== PROVIDED DATA

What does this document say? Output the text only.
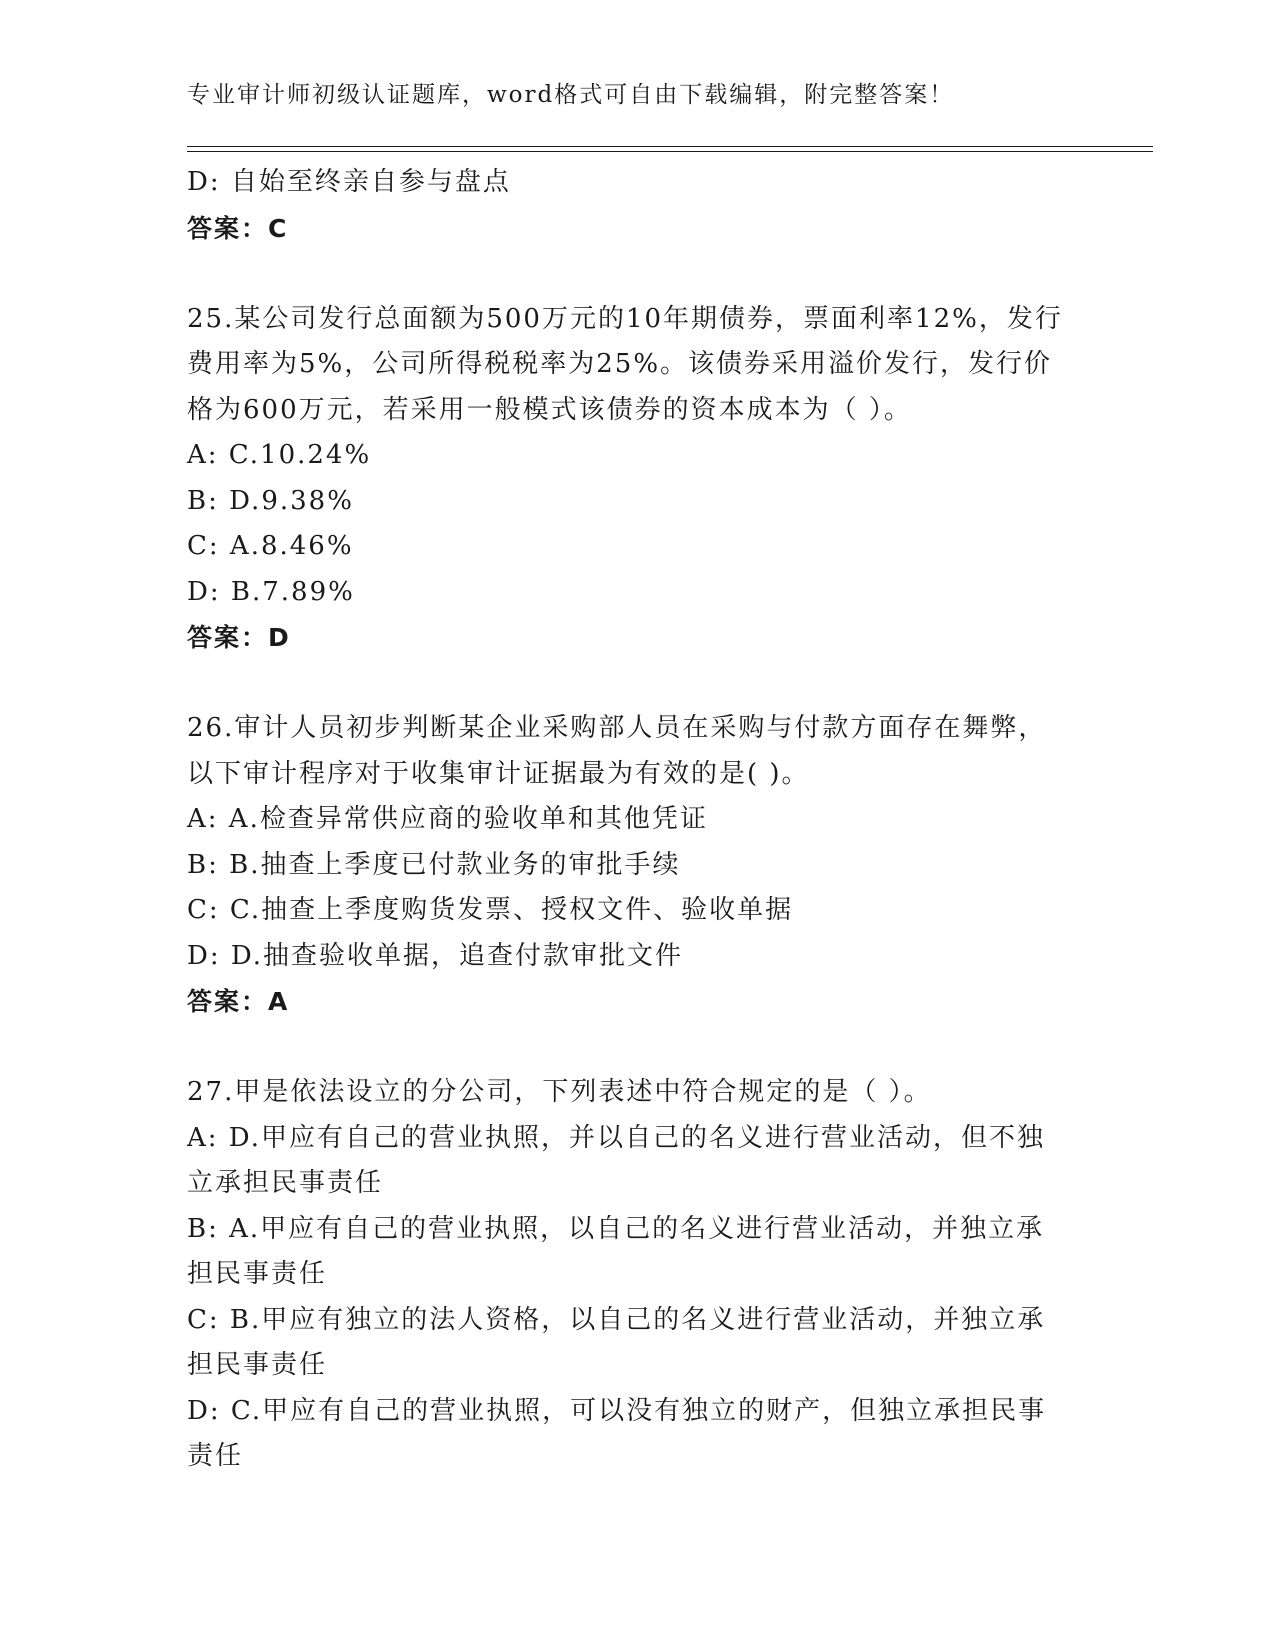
专业审计师初级认证题库，word格式可自由下载编辑，附完整答案！
D: 自始至终亲自参与盘点
答案：C
25.某公司发行总面额为500万元的10年期债券，票面利率12%，发行
费用率为5%，公司所得税税率为25%。该债券采用溢价发行，发行价
格为600万元，若采用一般模式该债券的资本成本为（ ）。
A: C.10.24%
B: D.9.38%
C: A.8.46%
D: B.7.89%
答案：D
26.审计人员初步判断某企业采购部人员在采购与付款方面存在舞弊，
以下审计程序对于收集审计证据最为有效的是( )。
A: A.检查异常供应商的验收单和其他凭证
B: B.抽查上季度已付款业务的审批手续
C: C.抽查上季度购货发票、授权文件、验收单据
D: D.抽查验收单据，追查付款审批文件
答案：A
27.甲是依法设立的分公司，下列表述中符合规定的是（ ）。
A: D.甲应有自己的营业执照，并以自己的名义进行营业活动，但不独
立承担民事责任
B: A.甲应有自己的营业执照，以自己的名义进行营业活动，并独立承
担民事责任
C: B.甲应有独立的法人资格，以自己的名义进行营业活动，并独立承
担民事责任
D: C.甲应有自己的营业执照，可以没有独立的财产，但独立承担民事
责任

====

■ EXERCISE DIRECTIONS ■
Scan the material above for the word "并独立承". Copy each line where it occurs.

■ SOLUTION ■
B: A.甲应有自己的营业执照，以自己的名义进行营业活动，并独立承
C: B.甲应有独立的法人资格，以自己的名义进行营业活动，并独立承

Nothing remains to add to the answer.